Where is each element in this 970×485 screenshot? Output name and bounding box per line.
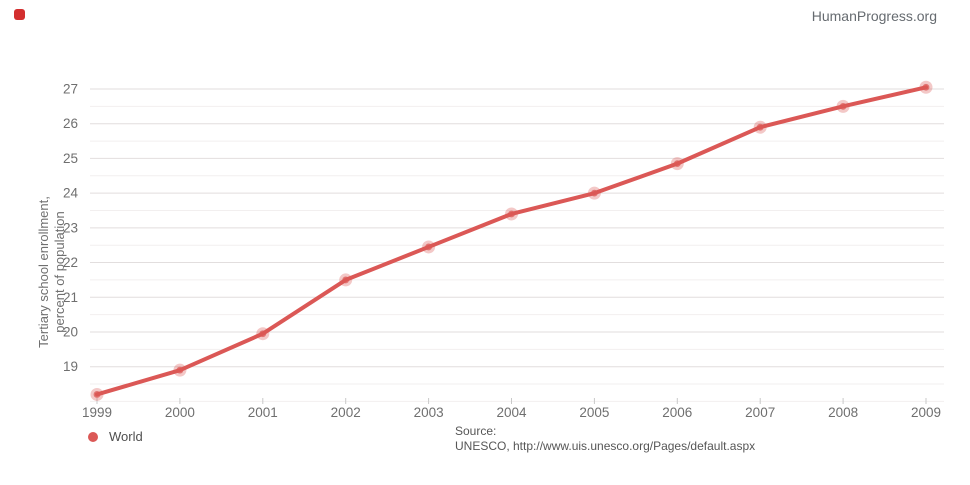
- world-series-line: [95, 85, 928, 397]
- data-point-marker: [508, 210, 515, 218]
- y-tick-label: 25: [63, 151, 78, 166]
- x-tick-label: 1999: [82, 405, 112, 420]
- data-point-marker: [591, 189, 598, 197]
- legend-world-dot-icon: [88, 431, 98, 442]
- y-tick-label: 22: [63, 255, 78, 270]
- source-label: Source:: [455, 424, 497, 438]
- data-point-marker: [673, 160, 681, 168]
- x-tick-label: 2007: [745, 405, 775, 420]
- x-tick-label: 2000: [165, 405, 195, 420]
- x-tick-label: 2006: [662, 405, 692, 420]
- x-tick-label: 2003: [414, 405, 444, 420]
- x-tick-label: 2002: [331, 405, 361, 420]
- y-tick-label: 24: [63, 186, 79, 201]
- x-tick-label: 2008: [828, 405, 858, 420]
- data-point-marker: [259, 330, 267, 338]
- x-tick-label: 2001: [248, 405, 278, 420]
- chart-svg: 19 20 21 22 23 24 25 26 27 1999 2000 2001 2002 2003 20…: [63, 80, 944, 420]
- data-point-marker: [756, 123, 764, 131]
- legend: World: [88, 429, 143, 444]
- legend-world-label: World: [109, 429, 143, 444]
- data-point-marker: [342, 276, 350, 284]
- y-tick-label: 26: [63, 116, 78, 131]
- humanprogress-logo-text: HumanProgress.org: [811, 8, 937, 24]
- x-tick-label: 2009: [911, 405, 941, 420]
- y-tick-label: 20: [63, 324, 78, 339]
- data-point-marker: [922, 83, 930, 91]
- y-tick-label: 19: [63, 359, 78, 374]
- source-note: Source: UNESCO, http://www.uis.unesco.or…: [455, 424, 755, 454]
- data-point-marker: [93, 391, 101, 398]
- x-tick-label: 2005: [579, 405, 609, 420]
- y-tick-label: 21: [63, 290, 78, 305]
- data-point-marker: [839, 102, 847, 110]
- data-point-marker: [176, 366, 184, 374]
- red-marker-icon: [14, 9, 25, 20]
- data-point-marker: [425, 243, 432, 251]
- x-tick-label: 2004: [496, 405, 527, 420]
- source-citation: UNESCO, http://www.uis.unesco.org/Pages/…: [455, 439, 756, 453]
- y-tick-label: 23: [63, 220, 78, 235]
- y-tick-label: 27: [63, 82, 78, 97]
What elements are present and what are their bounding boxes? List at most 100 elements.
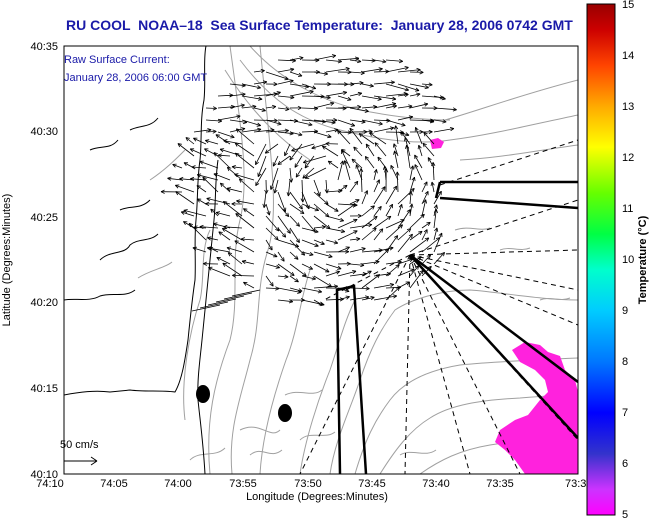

------------------------------------

» **WORK TO BE COMPLETED**
Reproduce all of the data above, replacing each "data-point-marker" with "series-marker" and keeping everything else the same. Leave the pictures out.

» **RESULT FOR THIS TASK**
Where is each element in this 970×485 screenshot? Output name and bounding box per line.
- world-series-line: [95, 85, 928, 397]
- series-marker: [508, 210, 515, 218]
- y-tick-label: 25: [63, 151, 78, 166]
- x-tick-label: 1999: [82, 405, 112, 420]
- series-marker: [591, 189, 598, 197]
- legend-world-dot-icon: [88, 431, 98, 442]
- y-tick-label: 22: [63, 255, 78, 270]
- source-label: Source:: [455, 424, 497, 438]
- series-marker: [673, 160, 681, 168]
- x-tick-label: 2007: [745, 405, 775, 420]
- x-tick-label: 2000: [165, 405, 195, 420]
- x-tick-label: 2006: [662, 405, 692, 420]
- x-tick-label: 2003: [414, 405, 444, 420]
- x-tick-label: 2002: [331, 405, 361, 420]
- y-tick-label: 24: [63, 186, 79, 201]
- x-tick-label: 2008: [828, 405, 858, 420]
- series-marker: [259, 330, 267, 338]
- x-tick-label: 2001: [248, 405, 278, 420]
- chart-svg: 19 20 21 22 23 24 25 26 27 1999 2000 2001 2002 2003 20…: [63, 80, 944, 420]
- series-marker: [756, 123, 764, 131]
- legend: World: [88, 429, 143, 444]
- legend-world-label: World: [109, 429, 143, 444]
- series-marker: [342, 276, 350, 284]
- y-tick-label: 26: [63, 116, 78, 131]
- humanprogress-logo-text: HumanProgress.org: [811, 8, 937, 24]
- x-tick-label: 2009: [911, 405, 941, 420]
- y-tick-label: 20: [63, 324, 78, 339]
- series-marker: [922, 83, 930, 91]
- y-tick-label: 19: [63, 359, 78, 374]
- source-note: Source: UNESCO, http://www.uis.unesco.or…: [455, 424, 755, 454]
- series-marker: [93, 391, 101, 398]
- x-tick-label: 2005: [579, 405, 609, 420]
- y-tick-label: 21: [63, 290, 78, 305]
- series-marker: [839, 102, 847, 110]
- series-marker: [176, 366, 184, 374]
- red-marker-icon: [14, 9, 25, 20]
- series-marker: [425, 243, 432, 251]
- x-tick-label: 2004: [496, 405, 527, 420]
- source-citation: UNESCO, http://www.uis.unesco.org/Pages/…: [455, 439, 756, 453]
- y-tick-label: 23: [63, 220, 78, 235]
- y-tick-label: 27: [63, 82, 78, 97]
What elements are present and what are their bounding boxes? List at most 100 elements.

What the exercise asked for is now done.